▶ **Given instruction**
Will you extract the entries word for word? Images should not appear in the copy.

▶ **Data extract**
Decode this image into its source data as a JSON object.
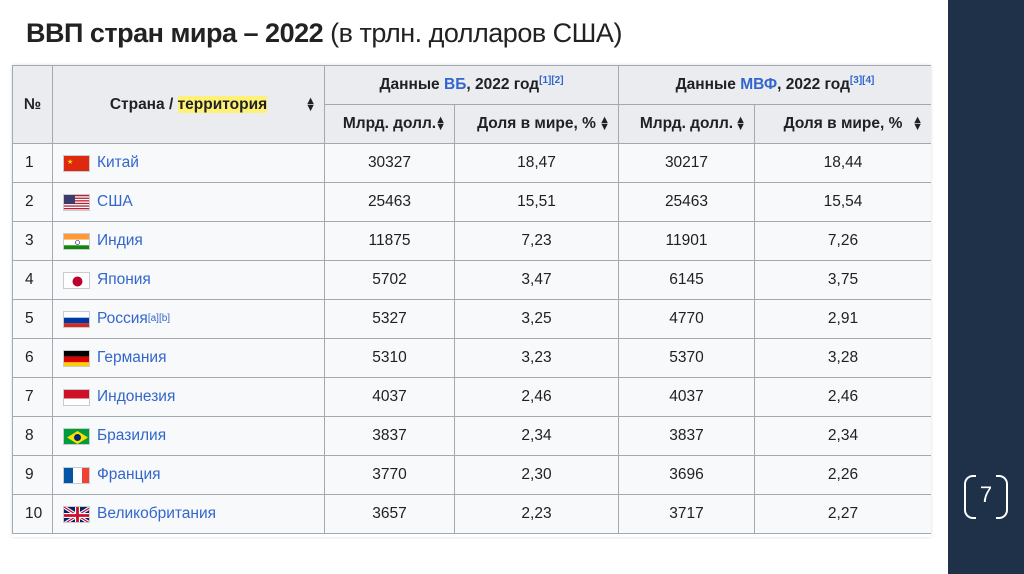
{
  "slide": {
    "title_bold": "ВВП стран мира – 2022",
    "title_normal": " (в трлн. долларов США)",
    "page_number": "7"
  },
  "table": {
    "col_no": "№",
    "col_country_prefix": "Страна / ",
    "col_country_highlight": "территория",
    "wb_group_prefix": "Данные ",
    "wb_group_link": "ВБ",
    "wb_group_suffix": ", 2022 год",
    "wb_group_refs": "[1][2]",
    "imf_group_prefix": "Данные ",
    "imf_group_link": "МВФ",
    "imf_group_suffix": ", 2022 год",
    "imf_group_refs": "[3][4]",
    "sub_bln": "Млрд. долл.",
    "sub_share": "Доля в мире, %",
    "rows": [
      {
        "no": "1",
        "country": "Китай",
        "flag": "cn",
        "refs": "",
        "wb_val": "30327",
        "wb_share": "18,47",
        "imf_val": "30217",
        "imf_share": "18,44"
      },
      {
        "no": "2",
        "country": "США",
        "flag": "us",
        "refs": "",
        "wb_val": "25463",
        "wb_share": "15,51",
        "imf_val": "25463",
        "imf_share": "15,54"
      },
      {
        "no": "3",
        "country": "Индия",
        "flag": "in",
        "refs": "",
        "wb_val": "11875",
        "wb_share": "7,23",
        "imf_val": "11901",
        "imf_share": "7,26"
      },
      {
        "no": "4",
        "country": "Япония",
        "flag": "jp",
        "refs": "",
        "wb_val": "5702",
        "wb_share": "3,47",
        "imf_val": "6145",
        "imf_share": "3,75"
      },
      {
        "no": "5",
        "country": "Россия",
        "flag": "ru",
        "refs": "[a][b]",
        "wb_val": "5327",
        "wb_share": "3,25",
        "imf_val": "4770",
        "imf_share": "2,91"
      },
      {
        "no": "6",
        "country": "Германия",
        "flag": "de",
        "refs": "",
        "wb_val": "5310",
        "wb_share": "3,23",
        "imf_val": "5370",
        "imf_share": "3,28"
      },
      {
        "no": "7",
        "country": "Индонезия",
        "flag": "id",
        "refs": "",
        "wb_val": "4037",
        "wb_share": "2,46",
        "imf_val": "4037",
        "imf_share": "2,46"
      },
      {
        "no": "8",
        "country": "Бразилия",
        "flag": "br",
        "refs": "",
        "wb_val": "3837",
        "wb_share": "2,34",
        "imf_val": "3837",
        "imf_share": "2,34"
      },
      {
        "no": "9",
        "country": "Франция",
        "flag": "fr",
        "refs": "",
        "wb_val": "3770",
        "wb_share": "2,30",
        "imf_val": "3696",
        "imf_share": "2,26"
      },
      {
        "no": "10",
        "country": "Великобритания",
        "flag": "gb",
        "refs": "",
        "wb_val": "3657",
        "wb_share": "2,23",
        "imf_val": "3717",
        "imf_share": "2,27"
      }
    ]
  }
}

▶ **Solution for this problem**
Decode this image into its source data as a JSON object.
{
  "slide": {
    "title_bold": "ВВП стран мира – 2022",
    "title_normal": " (в трлн. долларов США)",
    "page_number": "7"
  },
  "table": {
    "col_no": "№",
    "col_country_prefix": "Страна / ",
    "col_country_highlight": "территория",
    "wb_group_prefix": "Данные ",
    "wb_group_link": "ВБ",
    "wb_group_suffix": ", 2022 год",
    "wb_group_refs": "[1][2]",
    "imf_group_prefix": "Данные ",
    "imf_group_link": "МВФ",
    "imf_group_suffix": ", 2022 год",
    "imf_group_refs": "[3][4]",
    "sub_bln": "Млрд. долл.",
    "sub_share": "Доля в мире, %",
    "rows": [
      {
        "no": "1",
        "country": "Китай",
        "flag": "cn",
        "refs": "",
        "wb_val": "30327",
        "wb_share": "18,47",
        "imf_val": "30217",
        "imf_share": "18,44"
      },
      {
        "no": "2",
        "country": "США",
        "flag": "us",
        "refs": "",
        "wb_val": "25463",
        "wb_share": "15,51",
        "imf_val": "25463",
        "imf_share": "15,54"
      },
      {
        "no": "3",
        "country": "Индия",
        "flag": "in",
        "refs": "",
        "wb_val": "11875",
        "wb_share": "7,23",
        "imf_val": "11901",
        "imf_share": "7,26"
      },
      {
        "no": "4",
        "country": "Япония",
        "flag": "jp",
        "refs": "",
        "wb_val": "5702",
        "wb_share": "3,47",
        "imf_val": "6145",
        "imf_share": "3,75"
      },
      {
        "no": "5",
        "country": "Россия",
        "flag": "ru",
        "refs": "[a][b]",
        "wb_val": "5327",
        "wb_share": "3,25",
        "imf_val": "4770",
        "imf_share": "2,91"
      },
      {
        "no": "6",
        "country": "Германия",
        "flag": "de",
        "refs": "",
        "wb_val": "5310",
        "wb_share": "3,23",
        "imf_val": "5370",
        "imf_share": "3,28"
      },
      {
        "no": "7",
        "country": "Индонезия",
        "flag": "id",
        "refs": "",
        "wb_val": "4037",
        "wb_share": "2,46",
        "imf_val": "4037",
        "imf_share": "2,46"
      },
      {
        "no": "8",
        "country": "Бразилия",
        "flag": "br",
        "refs": "",
        "wb_val": "3837",
        "wb_share": "2,34",
        "imf_val": "3837",
        "imf_share": "2,34"
      },
      {
        "no": "9",
        "country": "Франция",
        "flag": "fr",
        "refs": "",
        "wb_val": "3770",
        "wb_share": "2,30",
        "imf_val": "3696",
        "imf_share": "2,26"
      },
      {
        "no": "10",
        "country": "Великобритания",
        "flag": "gb",
        "refs": "",
        "wb_val": "3657",
        "wb_share": "2,23",
        "imf_val": "3717",
        "imf_share": "2,27"
      }
    ]
  }
}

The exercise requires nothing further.